▶ The records
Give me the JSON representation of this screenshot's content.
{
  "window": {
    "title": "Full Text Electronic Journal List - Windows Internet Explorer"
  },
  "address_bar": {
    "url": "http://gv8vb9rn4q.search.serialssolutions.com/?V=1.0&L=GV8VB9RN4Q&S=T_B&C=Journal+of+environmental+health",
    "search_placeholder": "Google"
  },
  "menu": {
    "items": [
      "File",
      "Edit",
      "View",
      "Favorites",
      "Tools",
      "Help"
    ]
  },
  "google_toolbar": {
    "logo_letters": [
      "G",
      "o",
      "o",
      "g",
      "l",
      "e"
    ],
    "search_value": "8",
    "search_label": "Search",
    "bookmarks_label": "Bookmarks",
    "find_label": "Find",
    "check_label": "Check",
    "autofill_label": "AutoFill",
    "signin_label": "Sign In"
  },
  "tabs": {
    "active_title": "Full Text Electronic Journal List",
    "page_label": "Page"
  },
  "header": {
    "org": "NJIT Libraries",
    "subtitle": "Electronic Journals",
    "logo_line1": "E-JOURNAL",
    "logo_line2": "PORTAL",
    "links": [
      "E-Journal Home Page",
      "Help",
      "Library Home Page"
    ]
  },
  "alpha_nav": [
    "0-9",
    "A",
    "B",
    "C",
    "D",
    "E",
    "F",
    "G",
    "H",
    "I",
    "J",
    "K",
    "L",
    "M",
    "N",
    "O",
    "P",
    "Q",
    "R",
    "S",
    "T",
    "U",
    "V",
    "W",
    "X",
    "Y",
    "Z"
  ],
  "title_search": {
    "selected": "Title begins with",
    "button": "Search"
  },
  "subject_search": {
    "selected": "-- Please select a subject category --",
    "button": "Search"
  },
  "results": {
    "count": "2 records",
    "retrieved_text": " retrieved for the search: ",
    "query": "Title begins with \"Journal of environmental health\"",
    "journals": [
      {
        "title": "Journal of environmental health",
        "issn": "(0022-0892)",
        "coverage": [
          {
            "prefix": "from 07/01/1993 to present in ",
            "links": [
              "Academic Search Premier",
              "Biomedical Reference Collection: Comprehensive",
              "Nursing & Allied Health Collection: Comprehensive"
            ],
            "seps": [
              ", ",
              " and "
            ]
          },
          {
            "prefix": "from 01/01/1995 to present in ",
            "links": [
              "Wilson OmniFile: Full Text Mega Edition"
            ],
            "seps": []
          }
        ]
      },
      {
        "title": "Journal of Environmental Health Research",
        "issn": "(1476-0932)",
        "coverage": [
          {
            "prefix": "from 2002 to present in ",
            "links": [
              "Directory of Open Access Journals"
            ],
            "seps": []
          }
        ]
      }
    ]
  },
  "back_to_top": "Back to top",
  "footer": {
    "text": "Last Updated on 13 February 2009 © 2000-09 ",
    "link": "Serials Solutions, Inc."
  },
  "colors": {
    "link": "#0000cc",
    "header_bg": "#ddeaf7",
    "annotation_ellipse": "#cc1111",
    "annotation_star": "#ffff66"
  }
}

▶ Stated goal
Transcribe the material above in its entirety. Match it exactly.

▶ Exercise answer
Give me the JSON representation of this screenshot's content.
{
  "window": {
    "title": "Full Text Electronic Journal List - Windows Internet Explorer"
  },
  "address_bar": {
    "url": "http://gv8vb9rn4q.search.serialssolutions.com/?V=1.0&L=GV8VB9RN4Q&S=T_B&C=Journal+of+environmental+health",
    "search_placeholder": "Google"
  },
  "menu": {
    "items": [
      "File",
      "Edit",
      "View",
      "Favorites",
      "Tools",
      "Help"
    ]
  },
  "google_toolbar": {
    "logo_letters": [
      "G",
      "o",
      "o",
      "g",
      "l",
      "e"
    ],
    "search_value": "8",
    "search_label": "Search",
    "bookmarks_label": "Bookmarks",
    "find_label": "Find",
    "check_label": "Check",
    "autofill_label": "AutoFill",
    "signin_label": "Sign In"
  },
  "tabs": {
    "active_title": "Full Text Electronic Journal List",
    "page_label": "Page"
  },
  "header": {
    "org": "NJIT Libraries",
    "subtitle": "Electronic Journals",
    "logo_line1": "E-JOURNAL",
    "logo_line2": "PORTAL",
    "links": [
      "E-Journal Home Page",
      "Help",
      "Library Home Page"
    ]
  },
  "alpha_nav": [
    "0-9",
    "A",
    "B",
    "C",
    "D",
    "E",
    "F",
    "G",
    "H",
    "I",
    "J",
    "K",
    "L",
    "M",
    "N",
    "O",
    "P",
    "Q",
    "R",
    "S",
    "T",
    "U",
    "V",
    "W",
    "X",
    "Y",
    "Z"
  ],
  "title_search": {
    "selected": "Title begins with",
    "button": "Search"
  },
  "subject_search": {
    "selected": "-- Please select a subject category --",
    "button": "Search"
  },
  "results": {
    "count": "2 records",
    "retrieved_text": " retrieved for the search: ",
    "query": "Title begins with \"Journal of environmental health\"",
    "journals": [
      {
        "title": "Journal of environmental health",
        "issn": "(0022-0892)",
        "coverage": [
          {
            "prefix": "from 07/01/1993 to present in ",
            "links": [
              "Academic Search Premier",
              "Biomedical Reference Collection: Comprehensive",
              "Nursing & Allied Health Collection: Comprehensive"
            ],
            "seps": [
              ", ",
              " and "
            ]
          },
          {
            "prefix": "from 01/01/1995 to present in ",
            "links": [
              "Wilson OmniFile: Full Text Mega Edition"
            ],
            "seps": []
          }
        ]
      },
      {
        "title": "Journal of Environmental Health Research",
        "issn": "(1476-0932)",
        "coverage": [
          {
            "prefix": "from 2002 to present in ",
            "links": [
              "Directory of Open Access Journals"
            ],
            "seps": []
          }
        ]
      }
    ]
  },
  "back_to_top": "Back to top",
  "footer": {
    "text": "Last Updated on 13 February 2009 © 2000-09 ",
    "link": "Serials Solutions, Inc."
  },
  "colors": {
    "link": "#0000cc",
    "header_bg": "#ddeaf7",
    "annotation_ellipse": "#cc1111",
    "annotation_star": "#ffff66"
  }
}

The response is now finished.